━━ Exercise input ━━

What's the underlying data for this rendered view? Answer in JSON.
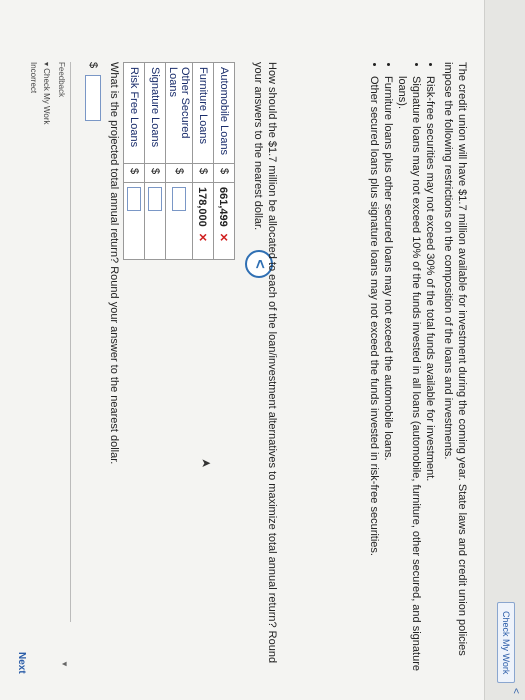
{
  "left_panel": {
    "check_label": "Check My Work"
  },
  "intro": "The credit union will have $1.7 million available for investment during the coming year. State laws and credit union policies impose the following restrictions on the composition of the loans and investments.",
  "bullets": [
    "Risk-free securities may not exceed 30% of the total funds available for investment.",
    "Signature loans may not exceed 10% of the funds invested in all loans (automobile, furniture, other secured, and signature loans).",
    "Furniture loans plus other secured loans may not exceed the automobile loans.",
    "Other secured loans plus signature loans may not exceed the funds invested in risk-free securities."
  ],
  "question1": "How should the $1.7 million be allocated to each of the loan/investment alternatives to maximize total annual return? Round your answers to the nearest dollar.",
  "table": {
    "rows": [
      {
        "label": "Automobile Loans",
        "currency": "$",
        "value": "661,499",
        "mark": "✕"
      },
      {
        "label": "Furniture Loans",
        "currency": "$",
        "value": "178,000",
        "mark": "✕"
      },
      {
        "label": "Other Secured Loans",
        "currency": "$",
        "value": "",
        "mark": ""
      },
      {
        "label": "Signature Loans",
        "currency": "$",
        "value": "",
        "mark": ""
      },
      {
        "label": "Risk Free Loans",
        "currency": "$",
        "value": "",
        "mark": ""
      }
    ]
  },
  "question2": "What is the projected total annual return? Round your answer to the nearest dollar.",
  "answer": {
    "currency": "$",
    "value": ""
  },
  "feedback": {
    "title": "Feedback",
    "check": "▾ Check My Work",
    "result": "Incorrect"
  },
  "nav": {
    "back": "<",
    "next": "Next",
    "chevron": "<"
  }
}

━━━

→ The task:
Every line should be retyped exactly, with the pictures omitted.

→ In response:
What's the underlying data for this rendered view? Answer in JSON.
{
  "left_panel": {
    "check_label": "Check My Work"
  },
  "intro": "The credit union will have $1.7 million available for investment during the coming year. State laws and credit union policies impose the following restrictions on the composition of the loans and investments.",
  "bullets": [
    "Risk-free securities may not exceed 30% of the total funds available for investment.",
    "Signature loans may not exceed 10% of the funds invested in all loans (automobile, furniture, other secured, and signature loans).",
    "Furniture loans plus other secured loans may not exceed the automobile loans.",
    "Other secured loans plus signature loans may not exceed the funds invested in risk-free securities."
  ],
  "question1": "How should the $1.7 million be allocated to each of the loan/investment alternatives to maximize total annual return? Round your answers to the nearest dollar.",
  "table": {
    "rows": [
      {
        "label": "Automobile Loans",
        "currency": "$",
        "value": "661,499",
        "mark": "✕"
      },
      {
        "label": "Furniture Loans",
        "currency": "$",
        "value": "178,000",
        "mark": "✕"
      },
      {
        "label": "Other Secured Loans",
        "currency": "$",
        "value": "",
        "mark": ""
      },
      {
        "label": "Signature Loans",
        "currency": "$",
        "value": "",
        "mark": ""
      },
      {
        "label": "Risk Free Loans",
        "currency": "$",
        "value": "",
        "mark": ""
      }
    ]
  },
  "question2": "What is the projected total annual return? Round your answer to the nearest dollar.",
  "answer": {
    "currency": "$",
    "value": ""
  },
  "feedback": {
    "title": "Feedback",
    "check": "▾ Check My Work",
    "result": "Incorrect"
  },
  "nav": {
    "back": "<",
    "next": "Next",
    "chevron": "<"
  }
}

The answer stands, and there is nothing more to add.